Given exercise 1: Reproduce the forum thread about a launcher app for the Thunderbolt below word for word, from start to finish.

Selected text:
──────────

# Handy app for the thunderbolt



## quickdraw86 (Jan 30, 2012)

I've been using omega centauri software's fastlaunch app for the past few days and am really liking it. The app allows you to configure a list of your most used settings toggles and apps and allows quick access to them by long pressing the search button. It's saved me from searching through folders, the app drawer, and from having an overabundance of app shortcuts on my screens. I've tried tons of organizers, widgets, etc. To do this in the past, but this works best for me, is awesomely simple, and i thought it worth a share:

https://play.google.com/store/apps/details?id=mobi.omegacentauri.FastLaunch


----------



## Hellboy (May 8, 2012)

So it basically copies the most recent apps by long pressing the home button.

Sent from my SHIFTAO5P using Tapatalk 2


----------



## quickdraw86 (Jan 30, 2012)

Hellboy said:


> So it basically copies the most recent apps by long pressing the home button.
> 
> Sent from my SHIFTAO5P using Tapatalk 2


It doesn't copy recent apps, you set your own list. You can include apps, as well as airplane mode, bluetooth, etc. In the list as well, all easily accessible by long pressing the search key.

I'm on thundershed ATM, so the toggles in my list are redundant as i have notification power widgets set up for the same things, but included them for an example. They say a picture's worth a thousand words, so here's mine:


----------



## icedventimocha (Apr 30, 2012)

quickdraw86 said:


> I've been using omega centauri software's fastlaunch app for the past few days and am really liking it. The app allows you to configure a list of your most used settings toggles and apps and allows quick access to them by long pressing the search button. It's saved me from searching through folders, the app drawer, and from having an overabundance of app shortcuts on my screens. I've tried tons of organizers, widgets, etc. To do this in the past, but this works best for me, is awesomely simple, and i thought it worth a share:
> 
> https://play.google.com/store/apps/details?id=mobi.omegacentauri.FastLaunch


Another good way to multitask and add quick access use home2 shortcut and apps organizer and create one combo that launches a shortcut to an app label, making an instant app drawer on any screen, even before your launcher loads on boot. Ive got one set for hotboot too, good on sense where theres no longpress to kill a unresposive app.

──────────

Given exercise 2: Gather every line of the rows that contains the word "above", matching case.

──────────

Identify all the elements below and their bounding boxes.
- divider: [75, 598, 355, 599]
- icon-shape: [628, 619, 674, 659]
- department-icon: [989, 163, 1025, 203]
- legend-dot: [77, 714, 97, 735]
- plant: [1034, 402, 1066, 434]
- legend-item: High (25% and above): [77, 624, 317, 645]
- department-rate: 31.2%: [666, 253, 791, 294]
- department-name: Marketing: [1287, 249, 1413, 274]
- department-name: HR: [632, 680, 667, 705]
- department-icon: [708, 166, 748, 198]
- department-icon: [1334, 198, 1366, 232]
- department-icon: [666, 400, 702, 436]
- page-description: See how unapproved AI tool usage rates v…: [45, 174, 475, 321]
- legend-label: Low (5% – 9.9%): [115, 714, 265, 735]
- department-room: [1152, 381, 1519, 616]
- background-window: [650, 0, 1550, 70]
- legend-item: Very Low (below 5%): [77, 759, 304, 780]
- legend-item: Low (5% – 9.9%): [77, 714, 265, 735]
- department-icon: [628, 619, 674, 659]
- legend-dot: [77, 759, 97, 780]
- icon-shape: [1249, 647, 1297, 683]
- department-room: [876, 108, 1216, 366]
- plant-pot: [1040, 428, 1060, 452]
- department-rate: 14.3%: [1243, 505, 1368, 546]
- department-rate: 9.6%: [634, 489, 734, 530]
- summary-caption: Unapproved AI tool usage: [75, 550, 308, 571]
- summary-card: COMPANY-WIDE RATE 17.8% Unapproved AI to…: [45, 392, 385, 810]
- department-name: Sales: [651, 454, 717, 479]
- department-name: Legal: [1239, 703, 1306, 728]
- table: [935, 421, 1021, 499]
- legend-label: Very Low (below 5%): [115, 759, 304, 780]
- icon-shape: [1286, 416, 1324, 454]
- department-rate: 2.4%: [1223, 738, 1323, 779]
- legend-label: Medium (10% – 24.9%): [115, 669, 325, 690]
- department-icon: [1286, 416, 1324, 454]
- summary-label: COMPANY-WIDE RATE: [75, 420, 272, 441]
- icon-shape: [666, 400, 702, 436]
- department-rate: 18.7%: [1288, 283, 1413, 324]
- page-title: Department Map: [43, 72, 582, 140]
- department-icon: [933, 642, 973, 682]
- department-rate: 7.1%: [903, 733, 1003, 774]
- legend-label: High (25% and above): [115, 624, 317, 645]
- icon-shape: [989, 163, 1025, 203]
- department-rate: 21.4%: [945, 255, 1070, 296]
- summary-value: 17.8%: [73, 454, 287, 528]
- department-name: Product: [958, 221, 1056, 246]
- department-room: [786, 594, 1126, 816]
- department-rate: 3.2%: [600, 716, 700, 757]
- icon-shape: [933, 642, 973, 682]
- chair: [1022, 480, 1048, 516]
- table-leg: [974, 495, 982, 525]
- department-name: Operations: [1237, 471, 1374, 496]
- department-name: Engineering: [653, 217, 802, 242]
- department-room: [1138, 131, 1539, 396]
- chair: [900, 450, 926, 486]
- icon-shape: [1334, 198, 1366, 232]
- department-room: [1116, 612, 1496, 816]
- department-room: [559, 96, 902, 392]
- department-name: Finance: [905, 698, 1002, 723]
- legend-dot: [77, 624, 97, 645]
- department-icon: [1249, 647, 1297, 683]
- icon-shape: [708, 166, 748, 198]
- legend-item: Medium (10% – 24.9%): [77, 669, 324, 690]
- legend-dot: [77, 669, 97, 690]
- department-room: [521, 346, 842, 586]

──────────

Problem solution 1:
# Handy app for the thunderbolt



## quickdraw86 (Jan 30, 2012)

I've been using omega centauri software's fastlaunch app for the past few days and am really liking it. The app allows you to configure a list of your most used settings toggles and apps and allows quick access to them by long pressing the search button. It's saved me from searching through folders, the app drawer, and from having an overabundance of app shortcuts on my screens. I've tried tons of organizers, widgets, etc. To do this in the past, but this works best for me, is awesomely simple, and i thought it worth a share:

https://play.google.com/store/apps/details?id=mobi.omegacentauri.FastLaunch


----------



## Hellboy (May 8, 2012)

So it basically copies the most recent apps by long pressing the home button.

Sent from my SHIFTAO5P using Tapatalk 2


----------



## quickdraw86 (Jan 30, 2012)

Hellboy said:


> So it basically copies the most recent apps by long pressing the home button.
> 
> Sent from my SHIFTAO5P using Tapatalk 2


It doesn't copy recent apps, you set your own list. You can include apps, as well as airplane mode, bluetooth, etc. In the list as well, all easily accessible by long pressing the search key.

I'm on thundershed ATM, so the toggles in my list are redundant as i have notification power widgets set up for the same things, but included them for an example. They say a picture's worth a thousand words, so here's mine:


----------



## icedventimocha (Apr 30, 2012)

quickdraw86 said:


> I've been using omega centauri software's fastlaunch app for the past few days and am really liking it. The app allows you to configure a list of your most used settings toggles and apps and allows quick access to them by long pressing the search button. It's saved me from searching through folders, the app drawer, and from having an overabundance of app shortcuts on my screens. I've tried tons of organizers, widgets, etc. To do this in the past, but this works best for me, is awesomely simple, and i thought it worth a share:
> 
> https://play.google.com/store/apps/details?id=mobi.omegacentauri.FastLaunch


Another good way to multitask and add quick access use home2 shortcut and apps organizer and create one combo that launches a shortcut to an app label, making an instant app drawer on any screen, even before your launcher loads on boot. Ive got one set for hotboot too, good on sense where theres no longpress to kill a unresposive app.

Problem solution 2:
- legend-item: High (25% and above): [77, 624, 317, 645]
- legend-label: High (25% and above): [115, 624, 317, 645]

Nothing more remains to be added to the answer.